▸ **Exercise task**
Reproduce the listing below character for character; drop every image.

begin

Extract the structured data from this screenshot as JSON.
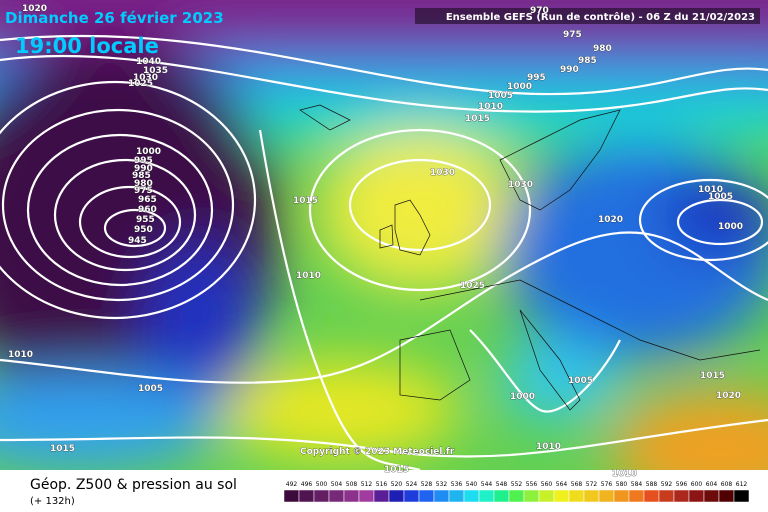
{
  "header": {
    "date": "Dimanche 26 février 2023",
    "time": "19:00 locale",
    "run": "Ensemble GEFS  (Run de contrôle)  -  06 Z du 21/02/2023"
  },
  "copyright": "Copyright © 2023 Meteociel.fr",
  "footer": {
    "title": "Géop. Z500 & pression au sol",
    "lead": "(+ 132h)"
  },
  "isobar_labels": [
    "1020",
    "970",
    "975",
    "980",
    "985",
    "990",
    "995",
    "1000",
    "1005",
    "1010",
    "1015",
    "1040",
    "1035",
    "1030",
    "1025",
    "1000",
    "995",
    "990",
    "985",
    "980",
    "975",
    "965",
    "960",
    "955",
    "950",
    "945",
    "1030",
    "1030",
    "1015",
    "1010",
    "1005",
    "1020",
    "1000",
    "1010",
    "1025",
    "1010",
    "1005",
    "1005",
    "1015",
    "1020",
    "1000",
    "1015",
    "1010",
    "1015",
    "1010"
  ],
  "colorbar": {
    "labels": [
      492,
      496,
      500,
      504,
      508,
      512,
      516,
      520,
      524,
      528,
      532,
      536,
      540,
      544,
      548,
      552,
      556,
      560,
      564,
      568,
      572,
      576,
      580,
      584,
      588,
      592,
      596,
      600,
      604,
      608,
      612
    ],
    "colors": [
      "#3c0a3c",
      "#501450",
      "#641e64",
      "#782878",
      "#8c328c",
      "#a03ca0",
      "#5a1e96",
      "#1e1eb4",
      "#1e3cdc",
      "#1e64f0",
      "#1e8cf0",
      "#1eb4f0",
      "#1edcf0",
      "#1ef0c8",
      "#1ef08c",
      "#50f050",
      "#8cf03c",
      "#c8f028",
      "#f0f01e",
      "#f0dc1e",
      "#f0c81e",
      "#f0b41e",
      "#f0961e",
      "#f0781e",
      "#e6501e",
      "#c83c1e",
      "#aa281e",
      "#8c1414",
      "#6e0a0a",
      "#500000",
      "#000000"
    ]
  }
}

end

▸ **Solution to the exercise**
Extract the structured data from this screenshot as JSON.
{
  "header": {
    "date": "Dimanche 26 février 2023",
    "time": "19:00 locale",
    "run": "Ensemble GEFS  (Run de contrôle)  -  06 Z du 21/02/2023"
  },
  "copyright": "Copyright © 2023 Meteociel.fr",
  "footer": {
    "title": "Géop. Z500 & pression au sol",
    "lead": "(+ 132h)"
  },
  "isobar_labels": [
    "1020",
    "970",
    "975",
    "980",
    "985",
    "990",
    "995",
    "1000",
    "1005",
    "1010",
    "1015",
    "1040",
    "1035",
    "1030",
    "1025",
    "1000",
    "995",
    "990",
    "985",
    "980",
    "975",
    "965",
    "960",
    "955",
    "950",
    "945",
    "1030",
    "1030",
    "1015",
    "1010",
    "1005",
    "1020",
    "1000",
    "1010",
    "1025",
    "1010",
    "1005",
    "1005",
    "1015",
    "1020",
    "1000",
    "1015",
    "1010",
    "1015",
    "1010"
  ],
  "colorbar": {
    "labels": [
      492,
      496,
      500,
      504,
      508,
      512,
      516,
      520,
      524,
      528,
      532,
      536,
      540,
      544,
      548,
      552,
      556,
      560,
      564,
      568,
      572,
      576,
      580,
      584,
      588,
      592,
      596,
      600,
      604,
      608,
      612
    ],
    "colors": [
      "#3c0a3c",
      "#501450",
      "#641e64",
      "#782878",
      "#8c328c",
      "#a03ca0",
      "#5a1e96",
      "#1e1eb4",
      "#1e3cdc",
      "#1e64f0",
      "#1e8cf0",
      "#1eb4f0",
      "#1edcf0",
      "#1ef0c8",
      "#1ef08c",
      "#50f050",
      "#8cf03c",
      "#c8f028",
      "#f0f01e",
      "#f0dc1e",
      "#f0c81e",
      "#f0b41e",
      "#f0961e",
      "#f0781e",
      "#e6501e",
      "#c83c1e",
      "#aa281e",
      "#8c1414",
      "#6e0a0a",
      "#500000",
      "#000000"
    ]
  }
}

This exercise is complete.